The exercise: Write every line of the material out exactly as shown.
━━━
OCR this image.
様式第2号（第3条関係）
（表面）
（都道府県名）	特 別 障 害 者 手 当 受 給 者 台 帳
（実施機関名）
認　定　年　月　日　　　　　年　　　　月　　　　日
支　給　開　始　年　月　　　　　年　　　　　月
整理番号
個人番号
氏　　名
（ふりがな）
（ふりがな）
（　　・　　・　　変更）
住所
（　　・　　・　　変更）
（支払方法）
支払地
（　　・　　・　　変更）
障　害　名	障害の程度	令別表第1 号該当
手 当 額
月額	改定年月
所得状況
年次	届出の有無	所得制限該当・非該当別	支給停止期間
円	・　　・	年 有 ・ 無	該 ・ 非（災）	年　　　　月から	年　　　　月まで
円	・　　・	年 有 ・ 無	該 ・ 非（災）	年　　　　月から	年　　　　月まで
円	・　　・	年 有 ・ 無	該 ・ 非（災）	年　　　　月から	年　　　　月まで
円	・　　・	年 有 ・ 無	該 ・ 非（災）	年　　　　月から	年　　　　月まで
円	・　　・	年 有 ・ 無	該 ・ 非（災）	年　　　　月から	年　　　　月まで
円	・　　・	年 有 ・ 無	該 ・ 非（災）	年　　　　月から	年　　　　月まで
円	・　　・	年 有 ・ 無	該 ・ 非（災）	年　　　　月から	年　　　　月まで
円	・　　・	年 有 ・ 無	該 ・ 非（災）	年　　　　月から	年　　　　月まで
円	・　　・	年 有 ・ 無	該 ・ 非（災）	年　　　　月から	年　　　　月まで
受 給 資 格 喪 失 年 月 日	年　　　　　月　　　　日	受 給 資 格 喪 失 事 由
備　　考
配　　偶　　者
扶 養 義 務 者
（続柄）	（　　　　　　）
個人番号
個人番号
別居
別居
━━━
Response below:
OCR this image.
様式第2号（第3条関係）
（表面）
（都道府県名）	特 別 障 害 者 手 当 受 給 者 台 帳
（実施機関名）
認　定　年　月　日　　　　　年　　　　月　　　　日
支　給　開　始　年　月　　　　　年　　　　　月
整理番号
個人番号
氏　　名
（ふりがな）
（ふりがな）
（　　・　　・　　変更）
住所
（　　・　　・　　変更）
（支払方法）
支払地
（　　・　　・　　変更）
障　害　名	障害の程度	令別表第1 号該当
手 当 額
月額	改定年月
所得状況
年次	届出の有無	所得制限該当・非該当別	支給停止期間
円	・　　・	年 有 ・ 無	該 ・ 非（災）	年　　　　月から	年　　　　月まで
円	・　　・	年 有 ・ 無	該 ・ 非（災）	年　　　　月から	年　　　　月まで
円	・　　・	年 有 ・ 無	該 ・ 非（災）	年　　　　月から	年　　　　月まで
円	・　　・	年 有 ・ 無	該 ・ 非（災）	年　　　　月から	年　　　　月まで
円	・　　・	年 有 ・ 無	該 ・ 非（災）	年　　　　月から	年　　　　月まで
円	・　　・	年 有 ・ 無	該 ・ 非（災）	年　　　　月から	年　　　　月まで
円	・　　・	年 有 ・ 無	該 ・ 非（災）	年　　　　月から	年　　　　月まで
円	・　　・	年 有 ・ 無	該 ・ 非（災）	年　　　　月から	年　　　　月まで
円	・　　・	年 有 ・ 無	該 ・ 非（災）	年　　　　月から	年　　　　月まで
受 給 資 格 喪 失 年 月 日	年　　　　　月　　　　日	受 給 資 格 喪 失 事 由
備　　考
配　　偶　　者
扶 養 義 務 者
（続柄）	（　　　　　　）
個人番号
個人番号
別居
別居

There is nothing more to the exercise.